Required task = Only a number is wanted: how many lines in these records contain the word "major"?

[Records]
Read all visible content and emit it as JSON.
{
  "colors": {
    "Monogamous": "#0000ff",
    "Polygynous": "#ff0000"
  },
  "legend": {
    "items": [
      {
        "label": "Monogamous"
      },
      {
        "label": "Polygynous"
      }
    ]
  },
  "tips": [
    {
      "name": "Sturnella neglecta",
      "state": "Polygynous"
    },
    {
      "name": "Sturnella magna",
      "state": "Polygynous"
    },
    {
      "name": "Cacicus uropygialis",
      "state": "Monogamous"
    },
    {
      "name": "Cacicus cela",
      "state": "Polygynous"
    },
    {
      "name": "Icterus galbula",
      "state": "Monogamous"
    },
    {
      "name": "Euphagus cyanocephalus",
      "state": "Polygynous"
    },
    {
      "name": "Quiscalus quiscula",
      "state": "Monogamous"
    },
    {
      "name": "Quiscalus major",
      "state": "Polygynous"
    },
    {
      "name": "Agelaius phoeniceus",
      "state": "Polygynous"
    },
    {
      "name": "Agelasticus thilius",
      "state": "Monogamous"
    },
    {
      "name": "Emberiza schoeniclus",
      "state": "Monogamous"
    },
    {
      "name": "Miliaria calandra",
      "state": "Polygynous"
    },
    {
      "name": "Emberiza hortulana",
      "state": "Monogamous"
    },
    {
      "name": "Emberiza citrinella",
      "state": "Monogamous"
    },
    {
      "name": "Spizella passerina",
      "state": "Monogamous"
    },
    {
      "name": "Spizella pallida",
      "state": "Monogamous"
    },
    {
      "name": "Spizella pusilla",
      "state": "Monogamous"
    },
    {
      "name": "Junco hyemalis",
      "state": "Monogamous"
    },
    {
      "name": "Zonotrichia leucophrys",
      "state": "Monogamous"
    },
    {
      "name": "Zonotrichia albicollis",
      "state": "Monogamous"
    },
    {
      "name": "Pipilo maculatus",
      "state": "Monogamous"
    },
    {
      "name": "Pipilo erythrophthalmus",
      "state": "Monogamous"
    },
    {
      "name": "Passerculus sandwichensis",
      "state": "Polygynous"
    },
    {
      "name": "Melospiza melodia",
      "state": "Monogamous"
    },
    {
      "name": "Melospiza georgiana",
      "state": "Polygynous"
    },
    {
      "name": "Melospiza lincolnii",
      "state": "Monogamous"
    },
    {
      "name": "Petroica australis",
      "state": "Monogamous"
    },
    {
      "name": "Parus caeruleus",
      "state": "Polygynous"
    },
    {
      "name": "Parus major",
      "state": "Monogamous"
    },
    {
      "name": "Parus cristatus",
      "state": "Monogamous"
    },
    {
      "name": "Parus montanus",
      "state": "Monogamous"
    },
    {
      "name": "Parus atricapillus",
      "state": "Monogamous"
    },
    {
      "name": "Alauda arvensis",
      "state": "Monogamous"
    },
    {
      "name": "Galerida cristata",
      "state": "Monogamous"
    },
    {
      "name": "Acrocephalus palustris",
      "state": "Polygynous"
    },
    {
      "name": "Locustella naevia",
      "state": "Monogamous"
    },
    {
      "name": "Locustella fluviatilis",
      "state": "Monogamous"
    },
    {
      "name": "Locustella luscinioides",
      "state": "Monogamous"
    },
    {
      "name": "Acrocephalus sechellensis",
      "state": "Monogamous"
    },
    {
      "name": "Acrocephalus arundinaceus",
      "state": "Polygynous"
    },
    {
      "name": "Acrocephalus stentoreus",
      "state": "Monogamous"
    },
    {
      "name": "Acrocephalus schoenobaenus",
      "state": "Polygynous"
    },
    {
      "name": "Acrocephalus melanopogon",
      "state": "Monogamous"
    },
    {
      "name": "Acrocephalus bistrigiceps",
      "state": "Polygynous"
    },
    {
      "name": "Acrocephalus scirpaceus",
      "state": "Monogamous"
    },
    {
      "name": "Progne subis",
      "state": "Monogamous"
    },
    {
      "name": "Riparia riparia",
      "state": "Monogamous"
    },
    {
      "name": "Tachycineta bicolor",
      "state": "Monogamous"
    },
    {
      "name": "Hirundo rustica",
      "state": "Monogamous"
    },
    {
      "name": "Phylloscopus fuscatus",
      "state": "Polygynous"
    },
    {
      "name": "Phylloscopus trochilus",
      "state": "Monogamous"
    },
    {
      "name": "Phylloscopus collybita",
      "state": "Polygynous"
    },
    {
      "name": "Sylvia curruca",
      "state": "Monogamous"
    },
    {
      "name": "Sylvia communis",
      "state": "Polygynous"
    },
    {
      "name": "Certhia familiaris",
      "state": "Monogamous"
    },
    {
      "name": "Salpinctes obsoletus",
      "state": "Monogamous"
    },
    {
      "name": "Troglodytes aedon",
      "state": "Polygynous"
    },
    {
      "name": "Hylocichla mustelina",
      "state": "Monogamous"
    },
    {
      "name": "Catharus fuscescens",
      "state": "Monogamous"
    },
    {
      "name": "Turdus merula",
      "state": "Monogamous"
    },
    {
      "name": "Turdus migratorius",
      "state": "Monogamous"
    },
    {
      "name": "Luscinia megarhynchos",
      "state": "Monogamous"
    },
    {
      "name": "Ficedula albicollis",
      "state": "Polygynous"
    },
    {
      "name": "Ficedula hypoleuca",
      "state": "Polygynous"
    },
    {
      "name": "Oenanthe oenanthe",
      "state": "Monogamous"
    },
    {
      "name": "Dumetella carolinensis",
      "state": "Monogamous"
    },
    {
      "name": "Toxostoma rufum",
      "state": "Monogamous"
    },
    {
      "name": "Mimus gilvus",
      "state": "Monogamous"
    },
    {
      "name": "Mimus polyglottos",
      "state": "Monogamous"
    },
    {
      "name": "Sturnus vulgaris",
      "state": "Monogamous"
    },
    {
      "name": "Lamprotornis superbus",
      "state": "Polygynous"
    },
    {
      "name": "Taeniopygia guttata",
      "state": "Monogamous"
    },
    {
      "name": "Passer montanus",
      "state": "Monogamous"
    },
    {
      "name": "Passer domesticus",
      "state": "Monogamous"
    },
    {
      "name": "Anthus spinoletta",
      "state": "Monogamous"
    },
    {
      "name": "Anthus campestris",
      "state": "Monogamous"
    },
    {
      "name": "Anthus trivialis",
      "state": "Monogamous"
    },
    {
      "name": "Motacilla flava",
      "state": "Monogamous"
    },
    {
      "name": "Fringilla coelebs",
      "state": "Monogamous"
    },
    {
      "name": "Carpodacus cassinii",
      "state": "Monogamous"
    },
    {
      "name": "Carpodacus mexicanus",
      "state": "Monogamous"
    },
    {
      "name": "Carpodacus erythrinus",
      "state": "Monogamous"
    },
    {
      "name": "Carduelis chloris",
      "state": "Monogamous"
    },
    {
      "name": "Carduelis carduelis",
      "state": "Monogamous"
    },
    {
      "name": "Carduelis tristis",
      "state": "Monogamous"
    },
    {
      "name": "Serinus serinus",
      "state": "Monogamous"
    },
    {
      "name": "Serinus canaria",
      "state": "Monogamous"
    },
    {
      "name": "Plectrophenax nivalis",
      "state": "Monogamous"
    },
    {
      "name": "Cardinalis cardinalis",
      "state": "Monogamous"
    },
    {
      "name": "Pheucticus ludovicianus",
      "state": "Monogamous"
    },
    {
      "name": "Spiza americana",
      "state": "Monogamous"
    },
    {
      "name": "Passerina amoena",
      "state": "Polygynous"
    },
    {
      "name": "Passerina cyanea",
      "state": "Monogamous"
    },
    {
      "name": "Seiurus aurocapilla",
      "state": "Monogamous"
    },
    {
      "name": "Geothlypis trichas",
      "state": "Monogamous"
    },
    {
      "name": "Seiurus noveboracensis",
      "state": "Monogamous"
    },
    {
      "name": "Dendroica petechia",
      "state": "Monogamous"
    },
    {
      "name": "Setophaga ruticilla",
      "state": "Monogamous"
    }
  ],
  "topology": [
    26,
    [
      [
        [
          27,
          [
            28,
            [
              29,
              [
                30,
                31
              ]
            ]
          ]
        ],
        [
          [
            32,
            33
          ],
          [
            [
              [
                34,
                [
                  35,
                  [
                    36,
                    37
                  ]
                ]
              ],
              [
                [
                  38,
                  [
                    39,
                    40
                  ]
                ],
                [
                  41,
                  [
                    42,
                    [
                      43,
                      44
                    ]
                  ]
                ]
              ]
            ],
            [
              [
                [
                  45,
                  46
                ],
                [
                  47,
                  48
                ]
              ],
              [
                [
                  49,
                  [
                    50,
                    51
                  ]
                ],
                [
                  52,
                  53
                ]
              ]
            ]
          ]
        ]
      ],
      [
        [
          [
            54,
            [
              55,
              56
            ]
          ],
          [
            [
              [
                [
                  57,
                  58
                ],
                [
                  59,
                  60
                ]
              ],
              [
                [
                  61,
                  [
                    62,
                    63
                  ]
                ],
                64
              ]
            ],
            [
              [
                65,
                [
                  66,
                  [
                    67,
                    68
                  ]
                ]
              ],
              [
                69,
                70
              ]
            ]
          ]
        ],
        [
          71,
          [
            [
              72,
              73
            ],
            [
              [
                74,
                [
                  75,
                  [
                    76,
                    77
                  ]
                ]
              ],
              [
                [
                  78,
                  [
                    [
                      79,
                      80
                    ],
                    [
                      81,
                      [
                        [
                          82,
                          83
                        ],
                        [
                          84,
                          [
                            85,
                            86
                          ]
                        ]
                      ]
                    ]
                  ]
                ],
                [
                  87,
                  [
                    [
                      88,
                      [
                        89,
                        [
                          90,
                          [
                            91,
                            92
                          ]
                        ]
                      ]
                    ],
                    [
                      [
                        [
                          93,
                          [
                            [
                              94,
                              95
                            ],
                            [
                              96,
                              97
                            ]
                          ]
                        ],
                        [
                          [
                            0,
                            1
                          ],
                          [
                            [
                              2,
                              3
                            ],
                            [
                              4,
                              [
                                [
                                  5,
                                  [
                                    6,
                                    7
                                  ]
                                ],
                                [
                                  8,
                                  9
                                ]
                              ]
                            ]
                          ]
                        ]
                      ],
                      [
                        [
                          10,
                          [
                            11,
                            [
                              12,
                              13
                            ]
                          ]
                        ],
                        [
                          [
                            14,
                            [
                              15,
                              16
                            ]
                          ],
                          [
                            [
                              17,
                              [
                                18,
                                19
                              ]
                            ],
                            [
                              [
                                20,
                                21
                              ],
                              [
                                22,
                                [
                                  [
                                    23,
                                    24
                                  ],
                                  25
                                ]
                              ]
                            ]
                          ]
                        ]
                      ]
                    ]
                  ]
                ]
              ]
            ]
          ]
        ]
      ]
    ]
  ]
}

Result = 2